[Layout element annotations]
---
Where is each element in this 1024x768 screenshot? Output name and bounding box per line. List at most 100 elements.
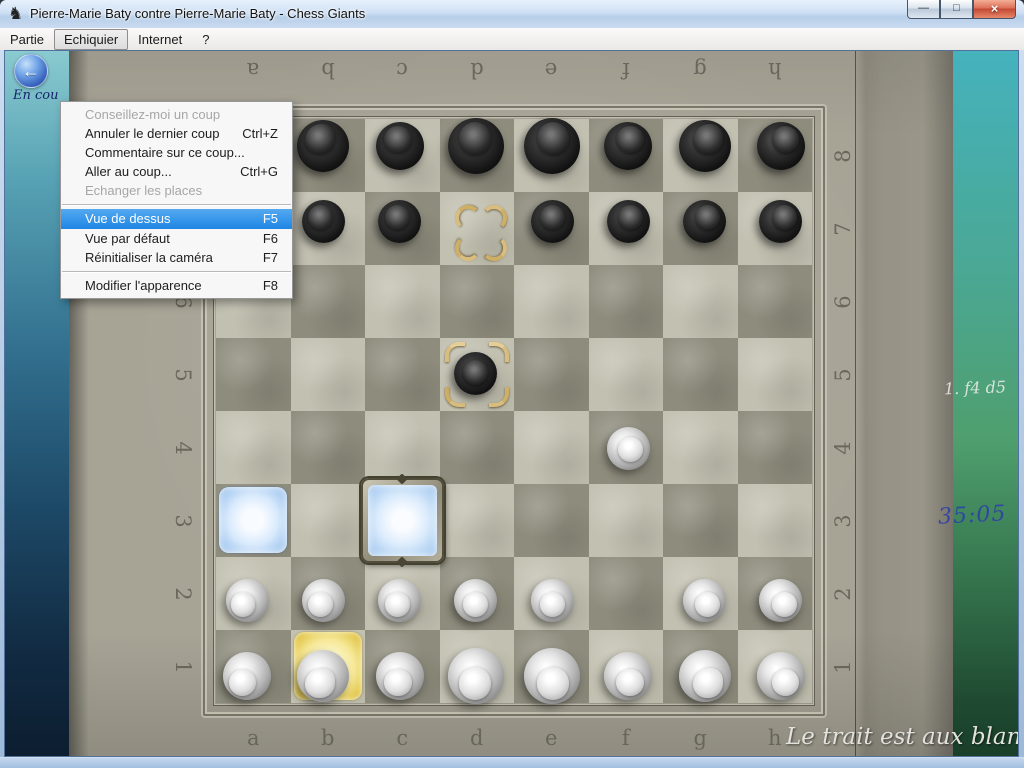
menubar-item-[interactable]: ? xyxy=(192,29,219,50)
piece-white-pawn-g2[interactable] xyxy=(683,579,726,622)
title-bar[interactable]: ♞ Pierre-Marie Baty contre Pierre-Marie … xyxy=(0,0,1024,29)
move-origin-marker xyxy=(455,235,481,261)
piece-white-king-e1[interactable] xyxy=(524,648,580,704)
rank-label-right-5: 5 xyxy=(830,360,856,390)
file-label-top-g: g xyxy=(685,57,715,83)
game-clock: 35:05 xyxy=(937,501,1007,530)
file-label-top-f: f xyxy=(611,57,641,83)
rank-label-right-4: 4 xyxy=(830,433,856,463)
menubar-item-internet[interactable]: Internet xyxy=(128,29,192,50)
rank-label-left-1: 1 xyxy=(170,652,196,682)
piece-white-queen-d1[interactable] xyxy=(448,648,504,704)
piece-white-pawn-a2[interactable] xyxy=(226,579,269,622)
file-label-bottom-f: f xyxy=(611,725,641,751)
piece-black-rook-h8[interactable] xyxy=(757,122,805,170)
hover-square-frame-c3[interactable] xyxy=(361,478,444,563)
close-icon: × xyxy=(991,1,999,16)
rank-label-right-2: 2 xyxy=(830,579,856,609)
piece-black-bishop-f8[interactable] xyxy=(604,122,652,170)
file-label-top-b: b xyxy=(313,57,343,83)
piece-white-rook-a1[interactable] xyxy=(223,652,271,700)
rank-label-left-5: 5 xyxy=(170,360,196,390)
piece-white-pawn-e2[interactable] xyxy=(531,579,574,622)
move-origin-marker xyxy=(481,205,507,231)
piece-white-rook-h1[interactable] xyxy=(757,652,805,700)
piece-black-pawn-b7[interactable] xyxy=(302,200,345,243)
window-title: Pierre-Marie Baty contre Pierre-Marie Ba… xyxy=(30,6,365,21)
right-panel xyxy=(953,51,1019,757)
piece-white-bishop-c1[interactable] xyxy=(376,652,424,700)
rank-label-left-3: 3 xyxy=(170,506,196,536)
piece-black-knight-b8[interactable] xyxy=(297,120,349,172)
menu-item-vue-de-dessus[interactable]: Vue de dessusF5 xyxy=(61,209,292,229)
hover-square-glow xyxy=(368,485,437,556)
file-label-bottom-e: e xyxy=(536,725,566,751)
file-label-top-e: e xyxy=(536,57,566,83)
close-button[interactable]: × xyxy=(973,0,1016,19)
menu-item-commentaire-sur-ce-coup[interactable]: Commentaire sur ce coup... xyxy=(61,143,292,162)
menu-item-conseillez-moi-un-coup[interactable]: Conseillez-moi un coup xyxy=(61,105,292,124)
turn-status-message: Le trait est aux blancs. xyxy=(786,724,1019,750)
piece-white-pawn-c2[interactable] xyxy=(378,579,421,622)
file-label-bottom-b: b xyxy=(313,725,343,751)
rank-label-right-6: 6 xyxy=(830,287,856,317)
menu-shortcut: Ctrl+Z xyxy=(242,124,278,143)
file-label-bottom-g: g xyxy=(685,725,715,751)
piece-black-pawn-e7[interactable] xyxy=(531,200,574,243)
piece-black-pawn-c7[interactable] xyxy=(378,200,421,243)
rank-label-right-8: 8 xyxy=(830,141,856,171)
application-window: ♞ Pierre-Marie Baty contre Pierre-Marie … xyxy=(0,0,1024,768)
maximize-button[interactable]: □ xyxy=(940,0,973,19)
piece-black-king-e8[interactable] xyxy=(524,118,580,174)
move-origin-marker xyxy=(481,235,507,261)
menubar-item-echiquier[interactable]: Echiquier xyxy=(54,29,128,50)
rank-label-right-1: 1 xyxy=(830,652,856,682)
rank-label-right-3: 3 xyxy=(830,506,856,536)
menu-shortcut: F8 xyxy=(263,276,278,295)
window-bottom-border xyxy=(0,757,1024,768)
piece-black-pawn-f7[interactable] xyxy=(607,200,650,243)
menu-item-echanger-les-places[interactable]: Echanger les places xyxy=(61,181,292,200)
menu-shortcut: Ctrl+G xyxy=(240,162,278,181)
minimize-button[interactable]: — xyxy=(907,0,940,19)
board-inner-frame xyxy=(213,116,815,706)
piece-white-pawn-d2[interactable] xyxy=(454,579,497,622)
minimize-icon: — xyxy=(918,2,929,14)
piece-white-pawn-b2[interactable] xyxy=(302,579,345,622)
move-origin-marker xyxy=(455,205,481,231)
menu-item-annuler-le-dernier-coup[interactable]: Annuler le dernier coupCtrl+Z xyxy=(61,124,292,143)
file-label-top-c: c xyxy=(387,57,417,83)
menu-shortcut: F5 xyxy=(263,209,278,229)
menu-shortcut: F7 xyxy=(263,248,278,267)
file-label-bottom-a: a xyxy=(238,725,268,751)
menu-item-vue-par-d-faut[interactable]: Vue par défautF6 xyxy=(61,229,292,248)
piece-black-bishop-c8[interactable] xyxy=(376,122,424,170)
rank-label-left-2: 2 xyxy=(170,579,196,609)
piece-white-pawn-h2[interactable] xyxy=(759,579,802,622)
file-label-bottom-c: c xyxy=(387,725,417,751)
menu-bar: PartieEchiquierInternet? xyxy=(0,28,1024,50)
piece-black-queen-d8[interactable] xyxy=(448,118,504,174)
file-label-top-d: d xyxy=(462,57,492,83)
move-history: 1. f4 d5 xyxy=(944,377,1019,399)
file-label-top-a: a xyxy=(238,57,268,83)
menu-separator xyxy=(62,271,291,272)
window-controls: — □ × xyxy=(907,0,1016,19)
piece-white-knight-g1[interactable] xyxy=(679,650,731,702)
menu-item-aller-au-coup[interactable]: Aller au coup...Ctrl+G xyxy=(61,162,292,181)
rank-label-left-4: 4 xyxy=(170,433,196,463)
legal-move-highlight-a3[interactable] xyxy=(219,487,287,553)
piece-black-knight-g8[interactable] xyxy=(679,120,731,172)
piece-black-pawn-d5[interactable] xyxy=(454,352,497,395)
menu-item-r-initialiser-la-cam-ra[interactable]: Réinitialiser la caméraF7 xyxy=(61,248,292,267)
echiquier-dropdown-menu: Conseillez-moi un coupAnnuler le dernier… xyxy=(60,101,293,299)
file-label-top-h: h xyxy=(760,57,790,83)
menubar-item-partie[interactable]: Partie xyxy=(0,29,54,50)
rank-label-right-7: 7 xyxy=(830,214,856,244)
menu-item-modifier-l-apparence[interactable]: Modifier l'apparenceF8 xyxy=(61,276,292,295)
maximize-icon: □ xyxy=(953,2,960,14)
piece-white-pawn-f4[interactable] xyxy=(607,427,650,470)
piece-black-pawn-g7[interactable] xyxy=(683,200,726,243)
app-chess-icon: ♞ xyxy=(8,4,23,24)
menu-shortcut: F6 xyxy=(263,229,278,248)
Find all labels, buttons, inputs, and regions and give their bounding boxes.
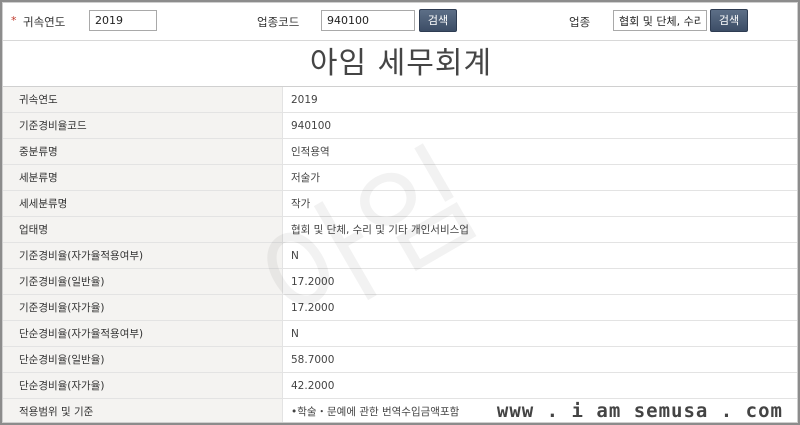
row-value: 작가 [291,198,311,210]
row-key: 세분류명 [3,165,283,190]
row-key: 귀속연도 [3,87,283,112]
table-row: 업태명 협회 및 단체, 수리 및 기타 개인서비스업 [3,217,797,243]
table-row: 단순경비율(자가율) 42.2000 [3,373,797,399]
row-value: 17.2000 [291,302,335,314]
industry-input[interactable] [613,10,707,31]
row-key: 기준경비율(일반율) [3,269,283,294]
table-row: 세분류명 저술가 [3,165,797,191]
row-key: 업태명 [3,217,283,242]
year-label: 귀속연도 [23,15,66,29]
code-search-button[interactable]: 검색 [419,9,457,32]
row-value: 인적용역 [291,146,330,158]
row-key: 기준경비율코드 [3,113,283,138]
search-bar: * 귀속연도 업종코드 검색 업종 검색 [3,3,797,41]
table-row: 기준경비율(일반율) 17.2000 [3,269,797,295]
row-key: 기준경비율(자가율) [3,295,283,320]
row-key: 세세분류명 [3,191,283,216]
page-title: 아임 세무회계 [3,41,797,87]
row-value: 42.2000 [291,380,335,392]
table-row: 단순경비율(일반율) 58.7000 [3,347,797,373]
industry-search-button[interactable]: 검색 [710,9,748,32]
row-value: N [291,328,299,340]
year-input[interactable] [89,10,157,31]
row-key: 단순경비율(자가율적용여부) [3,321,283,346]
code-label: 업종코드 [257,15,300,29]
row-key: 적용범위 및 기준 [3,399,283,422]
row-value: 협회 및 단체, 수리 및 기타 개인서비스업 [291,224,469,236]
table-row: 기준경비율코드 940100 [3,113,797,139]
row-key: 단순경비율(일반율) [3,347,283,372]
row-key: 중분류명 [3,139,283,164]
row-value: N [291,250,299,262]
row-value: 저술가 [291,172,320,184]
page-frame: * 귀속연도 업종코드 검색 업종 검색 아임 세무회계 귀속연도 2019 기… [2,2,798,423]
row-key: 기준경비율(자가율적용여부) [3,243,283,268]
table-row: 귀속연도 2019 [3,87,797,113]
row-value: 58.7000 [291,354,335,366]
table-row: 단순경비율(자가율적용여부) N [3,321,797,347]
row-key: 단순경비율(자가율) [3,373,283,398]
row-value: 2019 [291,94,318,106]
required-mark: * [11,14,17,27]
row-value: 17.2000 [291,276,335,288]
industry-label: 업종 [569,15,591,29]
row-value: 940100 [291,120,332,132]
code-input[interactable] [321,10,415,31]
info-table: 귀속연도 2019 기준경비율코드 940100 중분류명 인적용역 세분류명 … [3,87,797,422]
table-row: 기준경비율(자가율적용여부) N [3,243,797,269]
table-row: 세세분류명 작가 [3,191,797,217]
site-url-watermark: www . i am semusa . com [492,400,787,422]
table-row: 기준경비율(자가율) 17.2000 [3,295,797,321]
table-row: 중분류명 인적용역 [3,139,797,165]
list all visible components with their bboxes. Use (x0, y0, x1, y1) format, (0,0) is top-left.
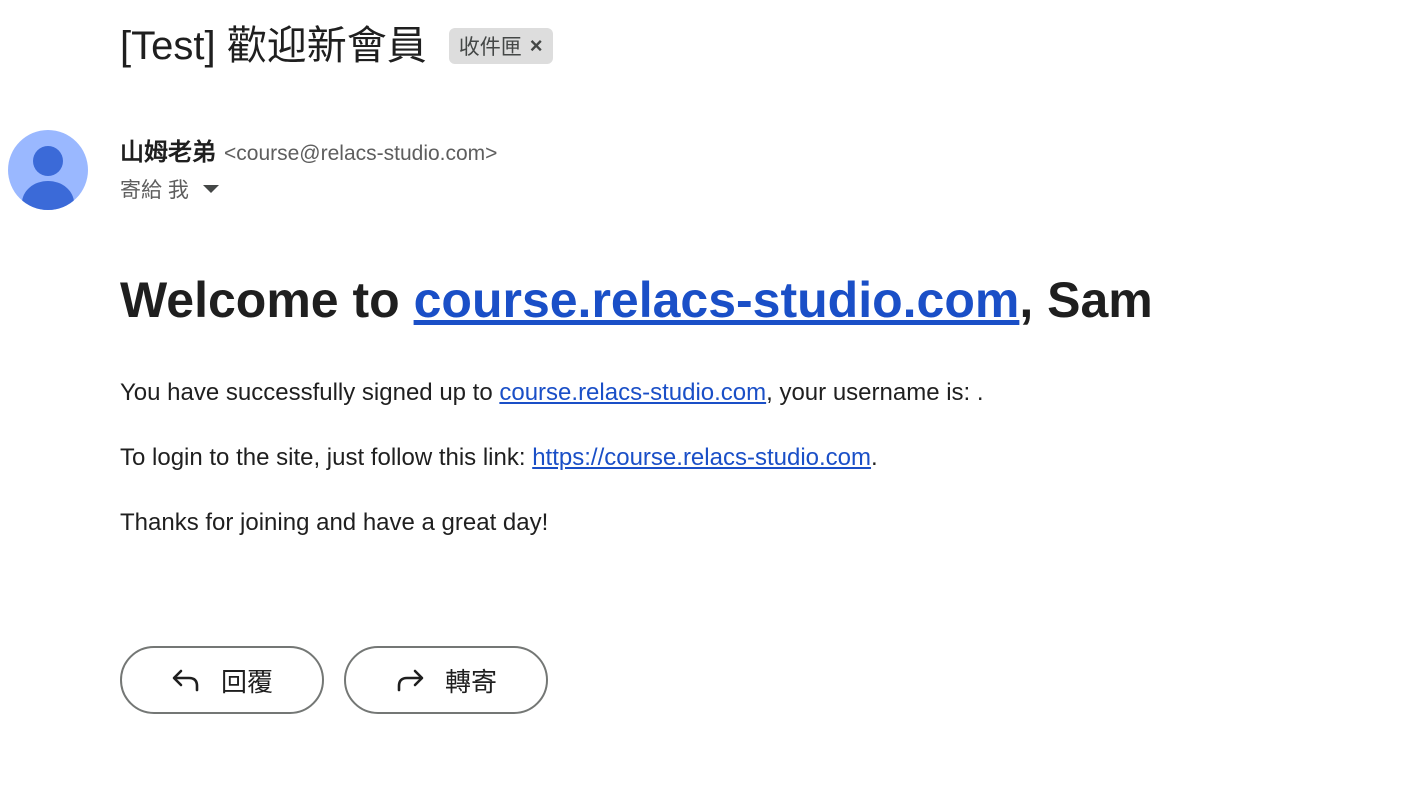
label-chip-text: 收件匣 (458, 36, 522, 59)
email-body-heading: Welcome to course.relacs-studio.com, Sam (120, 268, 1153, 332)
para1-prefix: You have successfully signed up to (120, 379, 500, 406)
person-icon (22, 146, 74, 210)
para2-suffix: . (871, 444, 878, 471)
reply-button[interactable]: 回覆 (120, 646, 324, 714)
sender-name[interactable]: 山姆老弟 (120, 132, 216, 167)
sender-info: 山姆老弟 <course@relacs-studio.com> (120, 132, 497, 167)
para1-site-link[interactable]: course.relacs-studio.com (499, 379, 766, 406)
reply-button-label: 回覆 (220, 666, 273, 697)
recipient-line[interactable]: 寄給 我 (120, 174, 219, 204)
remove-label-icon[interactable]: × (530, 35, 543, 57)
heading-suffix: , Sam (1019, 272, 1153, 328)
forward-button-label: 轉寄 (444, 666, 497, 697)
para1-suffix: , your username is: . (766, 379, 984, 406)
body-paragraph-thanks: Thanks for joining and have a great day! (120, 509, 549, 536)
para2-prefix: To login to the site, just follow this l… (120, 444, 533, 471)
forward-button[interactable]: 轉寄 (344, 646, 548, 714)
email-header: [Test] 歡迎新會員 收件匣 × (120, 16, 553, 76)
para2-login-link[interactable]: https://course.relacs-studio.com (532, 444, 871, 471)
inbox-label-chip[interactable]: 收件匣 × (448, 28, 553, 64)
recipient-text: 寄給 我 (120, 179, 189, 202)
sender-email: <course@relacs-studio.com> (224, 142, 498, 165)
heading-prefix: Welcome to (120, 272, 414, 328)
body-paragraph-signup: You have successfully signed up to cours… (120, 378, 984, 408)
forward-icon (397, 669, 424, 692)
show-details-chevron-down-icon[interactable] (202, 185, 219, 193)
body-paragraph-login: To login to the site, just follow this l… (120, 443, 878, 473)
email-subject: [Test] 歡迎新會員 (120, 24, 427, 68)
reply-icon (172, 669, 199, 692)
sender-avatar[interactable] (8, 130, 88, 210)
heading-site-link[interactable]: course.relacs-studio.com (414, 272, 1020, 328)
---
The task —
Copy the records exactly, starting with the line that contains "row-value: 작가 [291,198,311,210]" and going on through the line that contains "industry-input[interactable] [613,10,707,31]".

Result —
row-value: 작가 [291,198,311,210]
row-key: 세분류명 [3,165,283,190]
row-key: 귀속연도 [3,87,283,112]
table-row: 업태명 협회 및 단체, 수리 및 기타 개인서비스업 [3,217,797,243]
table-row: 단순경비율(자가율) 42.2000 [3,373,797,399]
row-value: 17.2000 [291,302,335,314]
industry-input[interactable] [613,10,707,31]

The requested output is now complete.